• [The input]
>>>>>
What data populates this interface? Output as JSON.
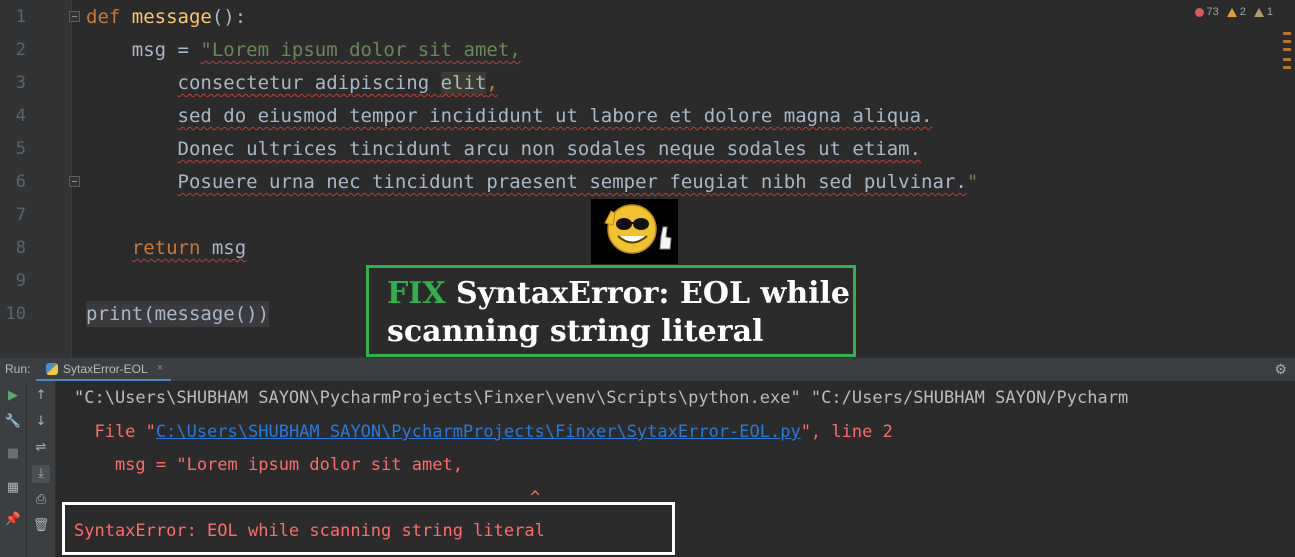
{
  "editor": {
    "line_numbers": [
      "1",
      "2",
      "3",
      "4",
      "5",
      "6",
      "7",
      "8",
      "9",
      "10"
    ],
    "line1": {
      "kw": "def",
      "fn": "message",
      "rest": "():"
    },
    "line2": {
      "indent": "    ",
      "var": "msg = ",
      "str": "\"Lorem ipsum dolor sit amet,"
    },
    "line3": {
      "indent": "        ",
      "text_a": "consectetur adipiscing ",
      "text_b": "elit",
      "text_c": ","
    },
    "line4": {
      "indent": "        ",
      "text": "sed do eiusmod tempor incididunt ut labore et dolore magna aliqua."
    },
    "line5": {
      "indent": "        ",
      "text": "Donec ultrices tincidunt arcu non sodales neque sodales ut etiam."
    },
    "line6": {
      "indent": "        ",
      "text": "Posuere urna nec tincidunt praesent semper feugiat nibh sed pulvinar.",
      "quote": "\""
    },
    "line8": {
      "indent": "    ",
      "kw": "return",
      "rest": " msg"
    },
    "line10": {
      "text": "print(message())"
    },
    "inspections": {
      "errors": "73",
      "warnings": "2",
      "weak_warnings": "1"
    }
  },
  "banner": {
    "fix_word": "FIX",
    "line1_rest": " SyntaxError: EOL while",
    "line2": "scanning string literal"
  },
  "run": {
    "label": "Run:",
    "tab_label": "SytaxError-EOL",
    "tab_close": "×",
    "console": {
      "cmd": "\"C:\\Users\\SHUBHAM SAYON\\PycharmProjects\\Finxer\\venv\\Scripts\\python.exe\" \"C:/Users/SHUBHAM SAYON/Pycharm",
      "file_prefix": "  File \"",
      "file_link": "C:\\Users\\SHUBHAM SAYON\\PycharmProjects\\Finxer\\SytaxError-EOL.py",
      "file_suffix": "\", line 2",
      "code_echo": "    msg = \"Lorem ipsum dolor sit amet,",
      "caret": "^",
      "error": "SyntaxError: EOL while scanning string literal"
    }
  },
  "colors": {
    "keyword": "#cc7832",
    "function": "#ffc66d",
    "string": "#6a8759",
    "error_text": "#ff6b68",
    "link": "#287bde",
    "banner_green": "#2fb24c"
  }
}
<<<<<
• [Exercise instructions]
Leave out the pictures and retype every line above exactly.

• [Output below]
What data populates this interface? Output as JSON.
{
  "editor": {
    "line_numbers": [
      "1",
      "2",
      "3",
      "4",
      "5",
      "6",
      "7",
      "8",
      "9",
      "10"
    ],
    "line1": {
      "kw": "def",
      "fn": "message",
      "rest": "():"
    },
    "line2": {
      "indent": "    ",
      "var": "msg = ",
      "str": "\"Lorem ipsum dolor sit amet,"
    },
    "line3": {
      "indent": "        ",
      "text_a": "consectetur adipiscing ",
      "text_b": "elit",
      "text_c": ","
    },
    "line4": {
      "indent": "        ",
      "text": "sed do eiusmod tempor incididunt ut labore et dolore magna aliqua."
    },
    "line5": {
      "indent": "        ",
      "text": "Donec ultrices tincidunt arcu non sodales neque sodales ut etiam."
    },
    "line6": {
      "indent": "        ",
      "text": "Posuere urna nec tincidunt praesent semper feugiat nibh sed pulvinar.",
      "quote": "\""
    },
    "line8": {
      "indent": "    ",
      "kw": "return",
      "rest": " msg"
    },
    "line10": {
      "text": "print(message())"
    },
    "inspections": {
      "errors": "73",
      "warnings": "2",
      "weak_warnings": "1"
    }
  },
  "banner": {
    "fix_word": "FIX",
    "line1_rest": " SyntaxError: EOL while",
    "line2": "scanning string literal"
  },
  "run": {
    "label": "Run:",
    "tab_label": "SytaxError-EOL",
    "tab_close": "×",
    "console": {
      "cmd": "\"C:\\Users\\SHUBHAM SAYON\\PycharmProjects\\Finxer\\venv\\Scripts\\python.exe\" \"C:/Users/SHUBHAM SAYON/Pycharm",
      "file_prefix": "  File \"",
      "file_link": "C:\\Users\\SHUBHAM SAYON\\PycharmProjects\\Finxer\\SytaxError-EOL.py",
      "file_suffix": "\", line 2",
      "code_echo": "    msg = \"Lorem ipsum dolor sit amet,",
      "caret": "^",
      "error": "SyntaxError: EOL while scanning string literal"
    }
  },
  "colors": {
    "keyword": "#cc7832",
    "function": "#ffc66d",
    "string": "#6a8759",
    "error_text": "#ff6b68",
    "link": "#287bde",
    "banner_green": "#2fb24c"
  }
}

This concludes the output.